Given exercise - Return the material word for word. Do not include the pictures.

Supplied information -
## start

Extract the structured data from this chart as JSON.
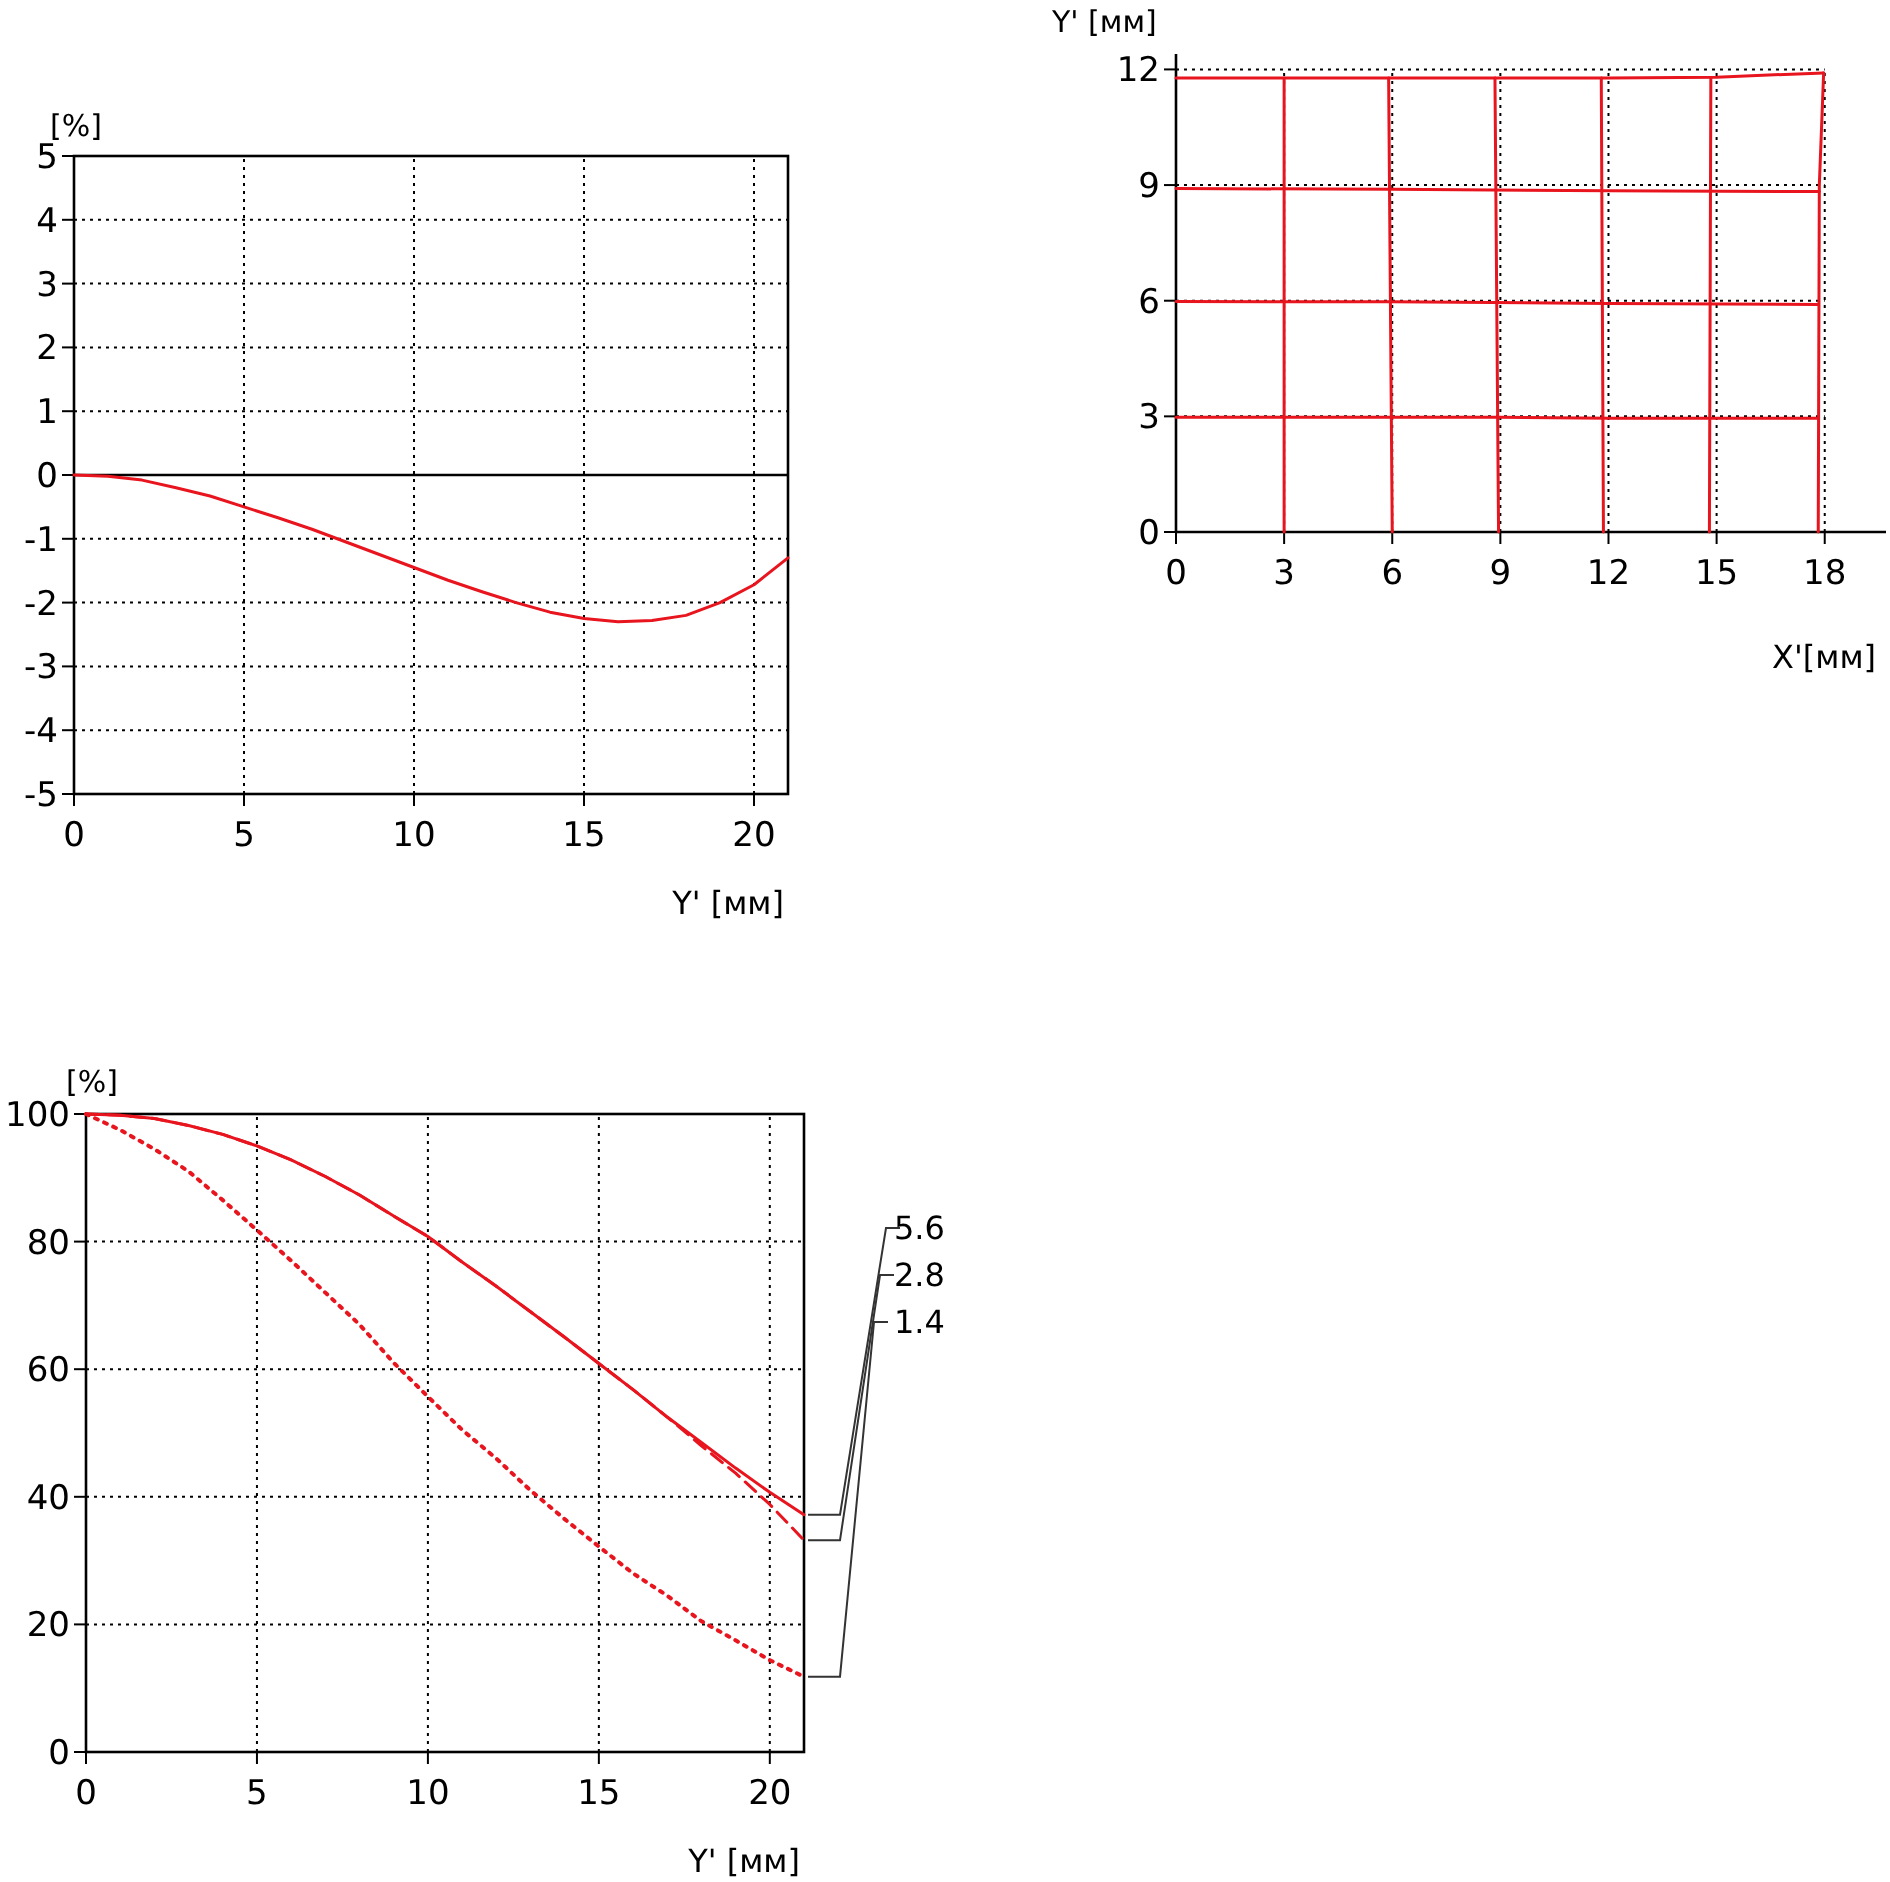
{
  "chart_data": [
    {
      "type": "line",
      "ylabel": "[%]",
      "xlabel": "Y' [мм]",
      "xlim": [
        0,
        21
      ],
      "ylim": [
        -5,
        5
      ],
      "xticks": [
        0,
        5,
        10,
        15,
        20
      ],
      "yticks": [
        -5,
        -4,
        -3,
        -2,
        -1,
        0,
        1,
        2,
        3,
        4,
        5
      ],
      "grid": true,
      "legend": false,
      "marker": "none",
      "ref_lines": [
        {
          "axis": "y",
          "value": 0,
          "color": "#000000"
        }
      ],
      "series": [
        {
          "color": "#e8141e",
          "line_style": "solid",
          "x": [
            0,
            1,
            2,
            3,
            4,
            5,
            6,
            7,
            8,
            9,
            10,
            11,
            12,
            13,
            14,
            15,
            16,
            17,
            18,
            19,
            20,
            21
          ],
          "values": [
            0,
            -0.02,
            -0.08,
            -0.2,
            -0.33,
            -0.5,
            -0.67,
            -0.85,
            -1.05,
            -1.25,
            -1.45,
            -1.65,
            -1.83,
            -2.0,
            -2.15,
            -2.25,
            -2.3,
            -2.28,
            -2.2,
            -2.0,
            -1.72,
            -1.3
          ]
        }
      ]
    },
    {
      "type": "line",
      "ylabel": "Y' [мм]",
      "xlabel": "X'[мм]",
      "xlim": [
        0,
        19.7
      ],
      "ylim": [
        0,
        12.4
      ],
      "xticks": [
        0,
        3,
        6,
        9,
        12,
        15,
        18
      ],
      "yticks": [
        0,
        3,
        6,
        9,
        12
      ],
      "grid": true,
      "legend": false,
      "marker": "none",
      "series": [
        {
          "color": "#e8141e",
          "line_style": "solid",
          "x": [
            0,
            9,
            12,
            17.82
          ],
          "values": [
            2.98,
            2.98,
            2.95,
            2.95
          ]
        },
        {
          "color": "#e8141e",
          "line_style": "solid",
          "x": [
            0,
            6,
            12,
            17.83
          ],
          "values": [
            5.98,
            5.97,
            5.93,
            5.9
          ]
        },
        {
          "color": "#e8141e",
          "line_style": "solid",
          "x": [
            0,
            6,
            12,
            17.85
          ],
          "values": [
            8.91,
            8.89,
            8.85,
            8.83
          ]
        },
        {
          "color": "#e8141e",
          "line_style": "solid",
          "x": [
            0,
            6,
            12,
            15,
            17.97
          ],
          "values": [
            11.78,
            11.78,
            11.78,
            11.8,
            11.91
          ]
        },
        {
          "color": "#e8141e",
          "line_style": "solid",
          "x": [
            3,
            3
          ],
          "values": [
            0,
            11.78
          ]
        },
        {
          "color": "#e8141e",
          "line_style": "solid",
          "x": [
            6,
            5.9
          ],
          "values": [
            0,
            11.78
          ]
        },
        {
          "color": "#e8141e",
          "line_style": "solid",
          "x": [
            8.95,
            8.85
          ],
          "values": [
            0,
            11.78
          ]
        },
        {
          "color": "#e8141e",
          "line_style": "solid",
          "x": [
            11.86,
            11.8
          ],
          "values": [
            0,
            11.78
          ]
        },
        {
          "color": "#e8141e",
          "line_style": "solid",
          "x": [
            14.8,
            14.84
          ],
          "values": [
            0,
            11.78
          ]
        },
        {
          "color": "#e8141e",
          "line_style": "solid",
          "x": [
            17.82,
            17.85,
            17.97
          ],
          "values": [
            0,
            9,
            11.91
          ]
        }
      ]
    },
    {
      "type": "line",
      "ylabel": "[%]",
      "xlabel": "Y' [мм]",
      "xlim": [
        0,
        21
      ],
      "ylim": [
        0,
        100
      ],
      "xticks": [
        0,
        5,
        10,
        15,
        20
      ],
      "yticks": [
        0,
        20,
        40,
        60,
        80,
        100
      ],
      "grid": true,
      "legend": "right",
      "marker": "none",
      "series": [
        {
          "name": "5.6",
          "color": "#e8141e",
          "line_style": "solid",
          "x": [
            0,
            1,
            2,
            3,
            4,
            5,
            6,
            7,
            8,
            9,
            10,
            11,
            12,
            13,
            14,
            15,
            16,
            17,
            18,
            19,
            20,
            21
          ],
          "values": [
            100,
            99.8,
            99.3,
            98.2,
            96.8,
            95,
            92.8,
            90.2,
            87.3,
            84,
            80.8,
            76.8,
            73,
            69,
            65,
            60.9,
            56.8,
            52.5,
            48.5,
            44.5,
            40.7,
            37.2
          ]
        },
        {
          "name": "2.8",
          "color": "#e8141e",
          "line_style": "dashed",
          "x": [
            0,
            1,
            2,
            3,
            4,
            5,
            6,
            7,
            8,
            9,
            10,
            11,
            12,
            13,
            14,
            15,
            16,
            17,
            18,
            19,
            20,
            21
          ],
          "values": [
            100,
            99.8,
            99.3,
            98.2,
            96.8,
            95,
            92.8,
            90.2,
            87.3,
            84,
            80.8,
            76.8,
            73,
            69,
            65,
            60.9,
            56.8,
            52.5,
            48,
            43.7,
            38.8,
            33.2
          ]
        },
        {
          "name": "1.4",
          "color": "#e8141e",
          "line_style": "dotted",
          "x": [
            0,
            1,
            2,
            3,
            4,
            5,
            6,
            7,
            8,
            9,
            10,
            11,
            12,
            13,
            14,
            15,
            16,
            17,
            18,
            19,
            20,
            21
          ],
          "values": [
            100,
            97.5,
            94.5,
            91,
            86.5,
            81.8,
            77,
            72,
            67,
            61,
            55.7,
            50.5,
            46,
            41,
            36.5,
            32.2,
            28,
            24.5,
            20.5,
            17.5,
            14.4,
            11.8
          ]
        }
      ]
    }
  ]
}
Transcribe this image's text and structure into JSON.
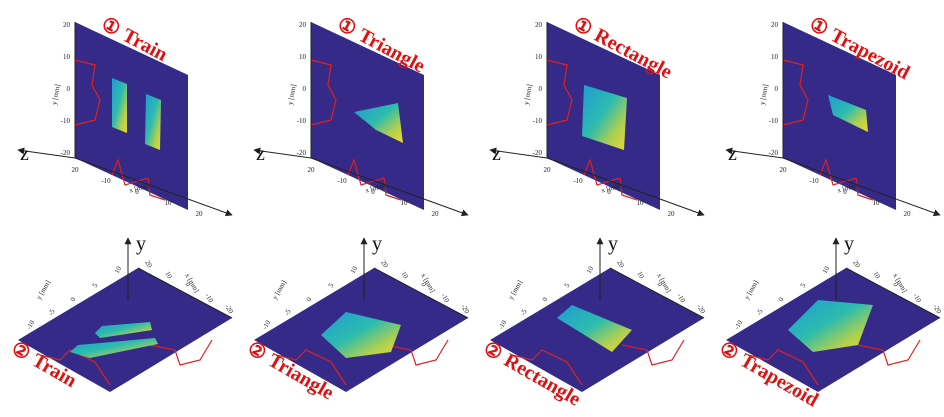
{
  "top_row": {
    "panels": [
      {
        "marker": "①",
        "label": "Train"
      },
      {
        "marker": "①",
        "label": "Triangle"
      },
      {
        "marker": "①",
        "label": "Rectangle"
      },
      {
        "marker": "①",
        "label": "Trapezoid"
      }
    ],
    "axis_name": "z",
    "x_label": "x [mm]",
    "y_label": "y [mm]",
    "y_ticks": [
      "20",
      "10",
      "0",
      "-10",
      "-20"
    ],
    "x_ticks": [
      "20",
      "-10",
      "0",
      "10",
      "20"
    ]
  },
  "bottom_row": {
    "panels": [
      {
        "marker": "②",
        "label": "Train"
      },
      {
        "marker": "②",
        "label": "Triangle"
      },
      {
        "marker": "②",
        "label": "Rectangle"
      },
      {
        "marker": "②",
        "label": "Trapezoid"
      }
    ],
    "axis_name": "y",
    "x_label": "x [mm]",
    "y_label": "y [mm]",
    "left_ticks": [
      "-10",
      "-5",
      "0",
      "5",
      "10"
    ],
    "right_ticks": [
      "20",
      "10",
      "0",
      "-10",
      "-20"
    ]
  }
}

## end

Response to this task -
Extract the structured data from this chart as JSON.
{
  "chart_data": [
    {
      "type": "line",
      "ylabel": "[%]",
      "xlabel": "Y' [мм]",
      "xlim": [
        0,
        21
      ],
      "ylim": [
        -5,
        5
      ],
      "xticks": [
        0,
        5,
        10,
        15,
        20
      ],
      "yticks": [
        -5,
        -4,
        -3,
        -2,
        -1,
        0,
        1,
        2,
        3,
        4,
        5
      ],
      "grid": true,
      "legend": false,
      "marker": "none",
      "ref_lines": [
        {
          "axis": "y",
          "value": 0,
          "color": "#000000"
        }
      ],
      "series": [
        {
          "color": "#e8141e",
          "line_style": "solid",
          "x": [
            0,
            1,
            2,
            3,
            4,
            5,
            6,
            7,
            8,
            9,
            10,
            11,
            12,
            13,
            14,
            15,
            16,
            17,
            18,
            19,
            20,
            21
          ],
          "values": [
            0,
            -0.02,
            -0.08,
            -0.2,
            -0.33,
            -0.5,
            -0.67,
            -0.85,
            -1.05,
            -1.25,
            -1.45,
            -1.65,
            -1.83,
            -2.0,
            -2.15,
            -2.25,
            -2.3,
            -2.28,
            -2.2,
            -2.0,
            -1.72,
            -1.3
          ]
        }
      ]
    },
    {
      "type": "line",
      "ylabel": "Y' [мм]",
      "xlabel": "X'[мм]",
      "xlim": [
        0,
        19.7
      ],
      "ylim": [
        0,
        12.4
      ],
      "xticks": [
        0,
        3,
        6,
        9,
        12,
        15,
        18
      ],
      "yticks": [
        0,
        3,
        6,
        9,
        12
      ],
      "grid": true,
      "legend": false,
      "marker": "none",
      "series": [
        {
          "color": "#e8141e",
          "line_style": "solid",
          "x": [
            0,
            9,
            12,
            17.82
          ],
          "values": [
            2.98,
            2.98,
            2.95,
            2.95
          ]
        },
        {
          "color": "#e8141e",
          "line_style": "solid",
          "x": [
            0,
            6,
            12,
            17.83
          ],
          "values": [
            5.98,
            5.97,
            5.93,
            5.9
          ]
        },
        {
          "color": "#e8141e",
          "line_style": "solid",
          "x": [
            0,
            6,
            12,
            17.85
          ],
          "values": [
            8.91,
            8.89,
            8.85,
            8.83
          ]
        },
        {
          "color": "#e8141e",
          "line_style": "solid",
          "x": [
            0,
            6,
            12,
            15,
            17.97
          ],
          "values": [
            11.78,
            11.78,
            11.78,
            11.8,
            11.91
          ]
        },
        {
          "color": "#e8141e",
          "line_style": "solid",
          "x": [
            3,
            3
          ],
          "values": [
            0,
            11.78
          ]
        },
        {
          "color": "#e8141e",
          "line_style": "solid",
          "x": [
            6,
            5.9
          ],
          "values": [
            0,
            11.78
          ]
        },
        {
          "color": "#e8141e",
          "line_style": "solid",
          "x": [
            8.95,
            8.85
          ],
          "values": [
            0,
            11.78
          ]
        },
        {
          "color": "#e8141e",
          "line_style": "solid",
          "x": [
            11.86,
            11.8
          ],
          "values": [
            0,
            11.78
          ]
        },
        {
          "color": "#e8141e",
          "line_style": "solid",
          "x": [
            14.8,
            14.84
          ],
          "values": [
            0,
            11.78
          ]
        },
        {
          "color": "#e8141e",
          "line_style": "solid",
          "x": [
            17.82,
            17.85,
            17.97
          ],
          "values": [
            0,
            9,
            11.91
          ]
        }
      ]
    },
    {
      "type": "line",
      "ylabel": "[%]",
      "xlabel": "Y' [мм]",
      "xlim": [
        0,
        21
      ],
      "ylim": [
        0,
        100
      ],
      "xticks": [
        0,
        5,
        10,
        15,
        20
      ],
      "yticks": [
        0,
        20,
        40,
        60,
        80,
        100
      ],
      "grid": true,
      "legend": "right",
      "marker": "none",
      "series": [
        {
          "name": "5.6",
          "color": "#e8141e",
          "line_style": "solid",
          "x": [
            0,
            1,
            2,
            3,
            4,
            5,
            6,
            7,
            8,
            9,
            10,
            11,
            12,
            13,
            14,
            15,
            16,
            17,
            18,
            19,
            20,
            21
          ],
          "values": [
            100,
            99.8,
            99.3,
            98.2,
            96.8,
            95,
            92.8,
            90.2,
            87.3,
            84,
            80.8,
            76.8,
            73,
            69,
            65,
            60.9,
            56.8,
            52.5,
            48.5,
            44.5,
            40.7,
            37.2
          ]
        },
        {
          "name": "2.8",
          "color": "#e8141e",
          "line_style": "dashed",
          "x": [
            0,
            1,
            2,
            3,
            4,
            5,
            6,
            7,
            8,
            9,
            10,
            11,
            12,
            13,
            14,
            15,
            16,
            17,
            18,
            19,
            20,
            21
          ],
          "values": [
            100,
            99.8,
            99.3,
            98.2,
            96.8,
            95,
            92.8,
            90.2,
            87.3,
            84,
            80.8,
            76.8,
            73,
            69,
            65,
            60.9,
            56.8,
            52.5,
            48,
            43.7,
            38.8,
            33.2
          ]
        },
        {
          "name": "1.4",
          "color": "#e8141e",
          "line_style": "dotted",
          "x": [
            0,
            1,
            2,
            3,
            4,
            5,
            6,
            7,
            8,
            9,
            10,
            11,
            12,
            13,
            14,
            15,
            16,
            17,
            18,
            19,
            20,
            21
          ],
          "values": [
            100,
            97.5,
            94.5,
            91,
            86.5,
            81.8,
            77,
            72,
            67,
            61,
            55.7,
            50.5,
            46,
            41,
            36.5,
            32.2,
            28,
            24.5,
            20.5,
            17.5,
            14.4,
            11.8
          ]
        }
      ]
    }
  ]
}
Transcribe this image's text and structure into JSON.
{
  "top_row": {
    "panels": [
      {
        "marker": "①",
        "label": "Train"
      },
      {
        "marker": "①",
        "label": "Triangle"
      },
      {
        "marker": "①",
        "label": "Rectangle"
      },
      {
        "marker": "①",
        "label": "Trapezoid"
      }
    ],
    "axis_name": "z",
    "x_label": "x [mm]",
    "y_label": "y [mm]",
    "y_ticks": [
      "20",
      "10",
      "0",
      "-10",
      "-20"
    ],
    "x_ticks": [
      "20",
      "-10",
      "0",
      "10",
      "20"
    ]
  },
  "bottom_row": {
    "panels": [
      {
        "marker": "②",
        "label": "Train"
      },
      {
        "marker": "②",
        "label": "Triangle"
      },
      {
        "marker": "②",
        "label": "Rectangle"
      },
      {
        "marker": "②",
        "label": "Trapezoid"
      }
    ],
    "axis_name": "y",
    "x_label": "x [mm]",
    "y_label": "y [mm]",
    "left_ticks": [
      "-10",
      "-5",
      "0",
      "5",
      "10"
    ],
    "right_ticks": [
      "20",
      "10",
      "0",
      "-10",
      "-20"
    ]
  }
}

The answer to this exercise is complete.